Records from a dataset
— BEGIN —

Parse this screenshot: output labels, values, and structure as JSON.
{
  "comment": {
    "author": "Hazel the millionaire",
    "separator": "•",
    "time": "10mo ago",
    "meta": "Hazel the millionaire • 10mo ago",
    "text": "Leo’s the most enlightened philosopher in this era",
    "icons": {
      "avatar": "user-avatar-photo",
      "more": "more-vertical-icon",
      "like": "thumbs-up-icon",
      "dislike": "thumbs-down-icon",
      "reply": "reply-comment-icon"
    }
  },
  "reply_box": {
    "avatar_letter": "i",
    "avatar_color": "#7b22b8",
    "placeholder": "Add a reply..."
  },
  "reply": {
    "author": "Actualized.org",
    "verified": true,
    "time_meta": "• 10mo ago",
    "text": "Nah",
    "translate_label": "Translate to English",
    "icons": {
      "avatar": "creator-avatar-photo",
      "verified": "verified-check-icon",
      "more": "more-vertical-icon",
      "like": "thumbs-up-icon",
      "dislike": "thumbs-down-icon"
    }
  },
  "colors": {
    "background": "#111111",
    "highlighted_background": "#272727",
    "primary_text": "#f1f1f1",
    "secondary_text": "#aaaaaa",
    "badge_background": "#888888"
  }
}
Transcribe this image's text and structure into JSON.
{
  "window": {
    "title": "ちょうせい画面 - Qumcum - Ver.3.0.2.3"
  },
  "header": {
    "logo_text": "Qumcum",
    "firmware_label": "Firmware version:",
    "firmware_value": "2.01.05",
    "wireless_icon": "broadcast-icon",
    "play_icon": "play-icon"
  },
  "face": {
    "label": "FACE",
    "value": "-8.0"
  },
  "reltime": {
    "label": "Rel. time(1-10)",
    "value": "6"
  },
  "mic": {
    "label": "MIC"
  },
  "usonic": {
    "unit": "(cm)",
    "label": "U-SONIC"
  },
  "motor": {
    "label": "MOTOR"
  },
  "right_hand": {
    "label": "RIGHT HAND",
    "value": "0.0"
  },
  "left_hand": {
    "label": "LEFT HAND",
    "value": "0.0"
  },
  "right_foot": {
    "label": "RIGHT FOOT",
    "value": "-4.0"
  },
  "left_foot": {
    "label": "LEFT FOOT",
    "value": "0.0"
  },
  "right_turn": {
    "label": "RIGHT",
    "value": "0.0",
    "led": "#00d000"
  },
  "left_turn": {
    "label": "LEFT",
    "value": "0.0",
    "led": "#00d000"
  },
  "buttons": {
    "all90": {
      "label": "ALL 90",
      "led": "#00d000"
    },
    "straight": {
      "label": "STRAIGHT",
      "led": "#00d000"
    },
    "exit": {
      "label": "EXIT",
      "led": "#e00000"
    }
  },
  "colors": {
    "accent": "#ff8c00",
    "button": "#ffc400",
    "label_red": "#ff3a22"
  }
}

— END —

- _WHAT TO DO_: Search the entries for the word "millionaire", then gather every line that has it.

- _FINAL ANSWER_:
    "author": "Hazel the millionaire",
    "meta": "Hazel the millionaire • 10mo ago",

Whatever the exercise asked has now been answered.